* **Directions for this task**:
Return the items below verbatim, from the very first line through the line that contains "269, 949, 344]", including both of those lines.

** START **

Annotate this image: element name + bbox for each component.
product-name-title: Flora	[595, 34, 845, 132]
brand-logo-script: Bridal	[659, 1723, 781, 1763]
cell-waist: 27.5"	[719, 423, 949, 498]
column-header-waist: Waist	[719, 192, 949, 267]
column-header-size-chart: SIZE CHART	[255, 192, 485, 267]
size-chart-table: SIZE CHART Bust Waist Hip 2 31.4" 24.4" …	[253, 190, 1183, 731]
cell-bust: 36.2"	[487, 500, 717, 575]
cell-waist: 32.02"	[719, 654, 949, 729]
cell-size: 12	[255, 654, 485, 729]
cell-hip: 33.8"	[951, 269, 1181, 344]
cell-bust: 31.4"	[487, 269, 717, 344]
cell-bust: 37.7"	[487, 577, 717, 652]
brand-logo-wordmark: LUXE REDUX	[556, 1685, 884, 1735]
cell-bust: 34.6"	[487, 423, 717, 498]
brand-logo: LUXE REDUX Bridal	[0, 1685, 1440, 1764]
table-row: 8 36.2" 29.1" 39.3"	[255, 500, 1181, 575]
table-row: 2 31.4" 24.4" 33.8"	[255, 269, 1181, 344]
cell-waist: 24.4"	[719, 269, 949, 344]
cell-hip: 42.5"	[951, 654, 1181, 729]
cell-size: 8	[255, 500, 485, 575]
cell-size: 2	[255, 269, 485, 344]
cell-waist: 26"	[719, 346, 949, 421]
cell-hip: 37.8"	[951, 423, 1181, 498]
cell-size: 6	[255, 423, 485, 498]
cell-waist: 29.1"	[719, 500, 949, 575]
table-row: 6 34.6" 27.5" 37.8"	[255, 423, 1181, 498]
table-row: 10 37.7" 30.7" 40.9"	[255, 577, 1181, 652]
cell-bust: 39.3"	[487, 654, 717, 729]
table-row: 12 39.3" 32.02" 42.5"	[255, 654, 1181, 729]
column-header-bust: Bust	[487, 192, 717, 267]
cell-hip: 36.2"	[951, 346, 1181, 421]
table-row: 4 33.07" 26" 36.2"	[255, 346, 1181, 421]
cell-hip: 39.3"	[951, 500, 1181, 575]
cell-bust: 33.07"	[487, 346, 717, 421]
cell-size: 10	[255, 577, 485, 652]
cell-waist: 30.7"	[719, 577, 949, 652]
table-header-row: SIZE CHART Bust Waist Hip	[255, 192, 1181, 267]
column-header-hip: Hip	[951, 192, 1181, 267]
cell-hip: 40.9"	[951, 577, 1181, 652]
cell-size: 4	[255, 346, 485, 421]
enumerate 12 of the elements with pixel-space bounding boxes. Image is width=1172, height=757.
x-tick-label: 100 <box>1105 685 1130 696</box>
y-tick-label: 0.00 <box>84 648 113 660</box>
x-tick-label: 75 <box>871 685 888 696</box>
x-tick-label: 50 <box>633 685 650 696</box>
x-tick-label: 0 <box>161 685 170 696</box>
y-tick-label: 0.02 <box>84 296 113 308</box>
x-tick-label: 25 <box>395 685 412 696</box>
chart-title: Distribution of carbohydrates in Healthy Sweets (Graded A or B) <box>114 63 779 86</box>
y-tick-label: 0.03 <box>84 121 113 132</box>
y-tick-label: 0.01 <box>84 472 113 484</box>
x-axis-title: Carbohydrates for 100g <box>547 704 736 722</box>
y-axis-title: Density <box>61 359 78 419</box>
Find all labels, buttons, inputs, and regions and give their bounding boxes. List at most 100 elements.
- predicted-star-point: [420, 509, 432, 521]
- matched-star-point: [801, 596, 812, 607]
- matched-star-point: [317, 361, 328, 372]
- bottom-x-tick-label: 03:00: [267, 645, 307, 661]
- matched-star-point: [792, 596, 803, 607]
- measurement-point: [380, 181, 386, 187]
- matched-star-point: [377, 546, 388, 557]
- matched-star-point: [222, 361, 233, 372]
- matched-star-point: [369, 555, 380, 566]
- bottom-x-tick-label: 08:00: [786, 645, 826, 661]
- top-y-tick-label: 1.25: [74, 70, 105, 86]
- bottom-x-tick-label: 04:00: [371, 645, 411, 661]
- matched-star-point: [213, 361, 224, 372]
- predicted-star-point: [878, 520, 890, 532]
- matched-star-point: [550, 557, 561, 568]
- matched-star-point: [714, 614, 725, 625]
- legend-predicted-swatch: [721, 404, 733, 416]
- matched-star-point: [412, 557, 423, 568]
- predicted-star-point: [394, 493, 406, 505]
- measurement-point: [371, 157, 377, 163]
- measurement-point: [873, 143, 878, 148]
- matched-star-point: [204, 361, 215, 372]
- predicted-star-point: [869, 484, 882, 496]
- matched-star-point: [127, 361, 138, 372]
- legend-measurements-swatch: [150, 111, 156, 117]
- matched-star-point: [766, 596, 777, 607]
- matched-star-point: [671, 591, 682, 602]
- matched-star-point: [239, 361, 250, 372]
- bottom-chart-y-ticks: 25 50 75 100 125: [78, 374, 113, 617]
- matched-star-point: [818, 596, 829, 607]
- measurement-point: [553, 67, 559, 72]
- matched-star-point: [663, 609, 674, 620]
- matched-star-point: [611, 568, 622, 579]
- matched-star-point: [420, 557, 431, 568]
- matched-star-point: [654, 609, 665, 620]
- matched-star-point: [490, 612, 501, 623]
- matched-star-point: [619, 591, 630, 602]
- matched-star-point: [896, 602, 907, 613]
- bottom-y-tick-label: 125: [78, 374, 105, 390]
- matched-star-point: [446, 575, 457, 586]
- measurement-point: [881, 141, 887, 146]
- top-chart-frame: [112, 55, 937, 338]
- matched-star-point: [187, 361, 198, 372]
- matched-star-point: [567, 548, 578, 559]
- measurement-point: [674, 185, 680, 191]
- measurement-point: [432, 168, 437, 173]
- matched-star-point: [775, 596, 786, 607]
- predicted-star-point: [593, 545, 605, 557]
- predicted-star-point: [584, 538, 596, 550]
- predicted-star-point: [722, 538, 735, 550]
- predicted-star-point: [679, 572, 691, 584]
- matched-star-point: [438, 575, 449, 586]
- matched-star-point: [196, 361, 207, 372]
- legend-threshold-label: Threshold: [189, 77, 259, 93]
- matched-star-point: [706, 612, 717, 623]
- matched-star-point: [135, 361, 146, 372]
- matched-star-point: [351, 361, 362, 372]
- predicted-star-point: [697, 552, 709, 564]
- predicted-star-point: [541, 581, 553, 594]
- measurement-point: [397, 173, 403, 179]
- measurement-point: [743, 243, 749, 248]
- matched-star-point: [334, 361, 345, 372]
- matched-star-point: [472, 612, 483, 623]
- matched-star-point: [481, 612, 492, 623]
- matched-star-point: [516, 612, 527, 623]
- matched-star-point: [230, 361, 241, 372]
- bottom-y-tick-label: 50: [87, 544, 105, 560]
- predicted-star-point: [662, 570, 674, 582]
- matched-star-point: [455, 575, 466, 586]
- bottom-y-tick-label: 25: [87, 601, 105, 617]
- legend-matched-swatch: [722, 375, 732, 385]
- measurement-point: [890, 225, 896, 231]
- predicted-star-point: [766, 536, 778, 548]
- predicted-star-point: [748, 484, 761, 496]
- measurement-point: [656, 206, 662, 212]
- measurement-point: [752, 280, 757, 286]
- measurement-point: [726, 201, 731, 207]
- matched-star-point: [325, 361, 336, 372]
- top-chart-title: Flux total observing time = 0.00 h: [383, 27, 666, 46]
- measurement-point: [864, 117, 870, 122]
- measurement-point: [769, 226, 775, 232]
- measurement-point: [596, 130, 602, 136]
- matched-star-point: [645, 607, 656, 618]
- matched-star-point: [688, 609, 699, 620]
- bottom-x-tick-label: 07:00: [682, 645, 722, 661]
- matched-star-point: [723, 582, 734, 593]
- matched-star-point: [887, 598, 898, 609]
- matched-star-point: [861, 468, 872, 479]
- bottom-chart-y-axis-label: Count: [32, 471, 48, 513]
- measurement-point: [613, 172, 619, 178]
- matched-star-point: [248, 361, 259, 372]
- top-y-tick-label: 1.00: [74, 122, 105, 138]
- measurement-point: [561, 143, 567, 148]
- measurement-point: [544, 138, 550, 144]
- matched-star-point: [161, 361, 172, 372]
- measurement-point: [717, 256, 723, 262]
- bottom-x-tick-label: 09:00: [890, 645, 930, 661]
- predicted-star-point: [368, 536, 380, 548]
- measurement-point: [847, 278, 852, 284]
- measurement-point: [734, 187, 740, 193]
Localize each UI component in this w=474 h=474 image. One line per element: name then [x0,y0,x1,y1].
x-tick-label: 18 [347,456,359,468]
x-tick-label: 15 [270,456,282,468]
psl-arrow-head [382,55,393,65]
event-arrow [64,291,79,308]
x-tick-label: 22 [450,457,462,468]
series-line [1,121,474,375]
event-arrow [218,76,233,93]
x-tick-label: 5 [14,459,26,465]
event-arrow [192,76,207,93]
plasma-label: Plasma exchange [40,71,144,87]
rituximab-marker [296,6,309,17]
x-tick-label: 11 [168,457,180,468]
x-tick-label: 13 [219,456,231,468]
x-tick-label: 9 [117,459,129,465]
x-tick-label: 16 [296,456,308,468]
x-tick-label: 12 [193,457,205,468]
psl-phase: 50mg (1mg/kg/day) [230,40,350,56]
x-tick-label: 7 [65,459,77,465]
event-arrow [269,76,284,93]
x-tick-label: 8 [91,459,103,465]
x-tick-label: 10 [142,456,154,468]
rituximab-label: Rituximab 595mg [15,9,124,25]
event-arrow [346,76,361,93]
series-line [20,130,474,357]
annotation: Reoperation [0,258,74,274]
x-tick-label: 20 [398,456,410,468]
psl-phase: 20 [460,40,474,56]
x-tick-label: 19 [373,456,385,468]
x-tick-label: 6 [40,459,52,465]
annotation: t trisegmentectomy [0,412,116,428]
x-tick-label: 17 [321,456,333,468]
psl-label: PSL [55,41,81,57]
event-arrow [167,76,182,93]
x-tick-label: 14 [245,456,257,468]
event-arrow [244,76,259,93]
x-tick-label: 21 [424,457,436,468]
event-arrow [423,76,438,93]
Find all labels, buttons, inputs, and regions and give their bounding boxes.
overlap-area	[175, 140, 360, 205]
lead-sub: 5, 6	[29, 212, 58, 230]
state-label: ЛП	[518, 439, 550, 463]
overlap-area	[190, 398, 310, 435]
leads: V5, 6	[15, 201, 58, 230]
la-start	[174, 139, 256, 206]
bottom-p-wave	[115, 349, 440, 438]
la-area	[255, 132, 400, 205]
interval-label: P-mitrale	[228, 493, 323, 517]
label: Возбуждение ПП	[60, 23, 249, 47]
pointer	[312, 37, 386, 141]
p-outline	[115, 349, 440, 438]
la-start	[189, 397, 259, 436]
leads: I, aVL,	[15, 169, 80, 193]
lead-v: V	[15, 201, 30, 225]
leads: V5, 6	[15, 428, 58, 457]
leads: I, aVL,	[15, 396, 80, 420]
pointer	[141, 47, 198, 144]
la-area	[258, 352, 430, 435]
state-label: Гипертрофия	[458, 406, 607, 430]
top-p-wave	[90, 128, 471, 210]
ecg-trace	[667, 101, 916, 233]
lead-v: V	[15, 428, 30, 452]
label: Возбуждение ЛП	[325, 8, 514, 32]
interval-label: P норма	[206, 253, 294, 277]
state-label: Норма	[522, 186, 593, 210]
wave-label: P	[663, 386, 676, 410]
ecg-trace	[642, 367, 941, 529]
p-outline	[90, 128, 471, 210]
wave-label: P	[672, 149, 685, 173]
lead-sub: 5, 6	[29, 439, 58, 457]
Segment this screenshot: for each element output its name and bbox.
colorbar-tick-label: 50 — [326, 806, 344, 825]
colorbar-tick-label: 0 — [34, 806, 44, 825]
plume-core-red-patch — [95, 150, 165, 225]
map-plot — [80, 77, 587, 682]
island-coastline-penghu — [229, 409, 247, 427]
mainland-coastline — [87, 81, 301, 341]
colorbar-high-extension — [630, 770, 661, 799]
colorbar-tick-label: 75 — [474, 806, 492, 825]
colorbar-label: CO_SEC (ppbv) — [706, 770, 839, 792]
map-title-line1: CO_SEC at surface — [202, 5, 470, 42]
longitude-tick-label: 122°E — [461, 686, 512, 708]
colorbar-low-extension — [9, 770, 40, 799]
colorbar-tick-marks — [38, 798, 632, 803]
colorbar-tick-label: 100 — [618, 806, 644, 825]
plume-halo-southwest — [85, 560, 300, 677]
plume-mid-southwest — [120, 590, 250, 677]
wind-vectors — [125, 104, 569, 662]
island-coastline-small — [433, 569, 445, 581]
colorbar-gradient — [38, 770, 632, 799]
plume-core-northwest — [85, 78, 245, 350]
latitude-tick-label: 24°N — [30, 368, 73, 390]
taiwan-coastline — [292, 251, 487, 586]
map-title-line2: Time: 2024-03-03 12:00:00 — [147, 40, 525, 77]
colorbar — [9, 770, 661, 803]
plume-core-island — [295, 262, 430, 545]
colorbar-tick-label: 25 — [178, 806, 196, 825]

** END **

* **Task result**:
Annotate this image: element name + bbox for each component.
product-name-title: Flora	[595, 34, 845, 132]
brand-logo-script: Bridal	[659, 1723, 781, 1763]
cell-waist: 27.5"	[719, 423, 949, 498]
column-header-waist: Waist	[719, 192, 949, 267]
column-header-size-chart: SIZE CHART	[255, 192, 485, 267]
size-chart-table: SIZE CHART Bust Waist Hip 2 31.4" 24.4" …	[253, 190, 1183, 731]
cell-bust: 36.2"	[487, 500, 717, 575]
cell-waist: 32.02"	[719, 654, 949, 729]
cell-size: 12	[255, 654, 485, 729]
cell-hip: 33.8"	[951, 269, 1181, 344]
cell-bust: 31.4"	[487, 269, 717, 344]
cell-bust: 37.7"	[487, 577, 717, 652]
brand-logo-wordmark: LUXE REDUX	[556, 1685, 884, 1735]
cell-bust: 34.6"	[487, 423, 717, 498]
brand-logo: LUXE REDUX Bridal	[0, 1685, 1440, 1764]
table-row: 8 36.2" 29.1" 39.3"	[255, 500, 1181, 575]
table-row: 2 31.4" 24.4" 33.8"	[255, 269, 1181, 344]
cell-waist: 24.4"	[719, 269, 949, 344]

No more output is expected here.